▶ **Short exercise**
Return the number of lines that contain the word "HDBaseT", and return nothing else.

═════ Records provided

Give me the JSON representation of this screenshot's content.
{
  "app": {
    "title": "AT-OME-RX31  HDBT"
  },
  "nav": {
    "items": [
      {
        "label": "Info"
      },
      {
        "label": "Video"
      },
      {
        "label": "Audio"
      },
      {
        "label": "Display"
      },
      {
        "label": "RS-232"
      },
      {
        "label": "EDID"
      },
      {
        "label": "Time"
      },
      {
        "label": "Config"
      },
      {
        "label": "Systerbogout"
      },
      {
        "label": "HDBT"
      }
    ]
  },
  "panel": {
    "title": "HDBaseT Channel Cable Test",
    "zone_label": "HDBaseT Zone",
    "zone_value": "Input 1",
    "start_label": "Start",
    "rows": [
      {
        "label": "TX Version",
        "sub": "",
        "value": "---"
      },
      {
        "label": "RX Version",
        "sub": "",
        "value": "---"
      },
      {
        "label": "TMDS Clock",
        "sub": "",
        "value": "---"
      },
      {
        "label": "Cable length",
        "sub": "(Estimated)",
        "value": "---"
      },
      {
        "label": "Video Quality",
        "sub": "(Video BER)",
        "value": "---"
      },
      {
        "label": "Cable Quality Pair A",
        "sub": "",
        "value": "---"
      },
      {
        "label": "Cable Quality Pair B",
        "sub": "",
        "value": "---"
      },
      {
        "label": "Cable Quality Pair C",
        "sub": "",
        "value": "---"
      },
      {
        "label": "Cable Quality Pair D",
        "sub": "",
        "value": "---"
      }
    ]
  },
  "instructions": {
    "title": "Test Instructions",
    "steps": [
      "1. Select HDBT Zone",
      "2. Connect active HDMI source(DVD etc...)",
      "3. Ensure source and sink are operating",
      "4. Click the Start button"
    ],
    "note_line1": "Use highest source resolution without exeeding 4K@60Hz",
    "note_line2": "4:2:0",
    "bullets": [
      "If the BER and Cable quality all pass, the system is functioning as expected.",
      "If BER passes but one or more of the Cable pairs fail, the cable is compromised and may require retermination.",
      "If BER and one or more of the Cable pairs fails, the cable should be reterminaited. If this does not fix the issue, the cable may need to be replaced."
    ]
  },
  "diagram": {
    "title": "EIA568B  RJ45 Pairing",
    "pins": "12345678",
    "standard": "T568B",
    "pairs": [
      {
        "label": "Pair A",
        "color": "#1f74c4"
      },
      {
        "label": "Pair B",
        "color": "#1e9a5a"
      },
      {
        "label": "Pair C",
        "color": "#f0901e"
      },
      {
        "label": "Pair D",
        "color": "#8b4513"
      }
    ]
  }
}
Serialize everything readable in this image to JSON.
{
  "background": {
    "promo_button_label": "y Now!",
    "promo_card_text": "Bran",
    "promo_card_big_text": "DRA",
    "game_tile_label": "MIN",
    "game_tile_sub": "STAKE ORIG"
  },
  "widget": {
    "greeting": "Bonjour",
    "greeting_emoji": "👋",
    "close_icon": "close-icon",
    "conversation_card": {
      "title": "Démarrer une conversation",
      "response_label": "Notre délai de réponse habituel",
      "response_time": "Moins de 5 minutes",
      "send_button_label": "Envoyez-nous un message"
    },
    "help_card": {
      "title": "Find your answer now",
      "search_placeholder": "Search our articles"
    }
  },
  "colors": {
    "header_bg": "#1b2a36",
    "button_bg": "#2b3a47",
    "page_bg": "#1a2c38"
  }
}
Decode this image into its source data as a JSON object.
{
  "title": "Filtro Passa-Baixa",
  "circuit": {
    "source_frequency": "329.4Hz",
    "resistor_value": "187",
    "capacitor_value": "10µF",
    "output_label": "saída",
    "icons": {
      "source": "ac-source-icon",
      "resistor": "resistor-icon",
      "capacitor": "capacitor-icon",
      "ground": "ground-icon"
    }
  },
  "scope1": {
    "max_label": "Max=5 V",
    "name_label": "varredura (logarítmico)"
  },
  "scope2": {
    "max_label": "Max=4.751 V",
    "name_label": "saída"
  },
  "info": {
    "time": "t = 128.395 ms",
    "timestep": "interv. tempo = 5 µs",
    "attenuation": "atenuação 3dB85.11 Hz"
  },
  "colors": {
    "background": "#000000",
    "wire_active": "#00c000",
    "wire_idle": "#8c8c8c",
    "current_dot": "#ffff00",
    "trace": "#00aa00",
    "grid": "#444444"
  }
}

══════════

▶ **Written answer**
2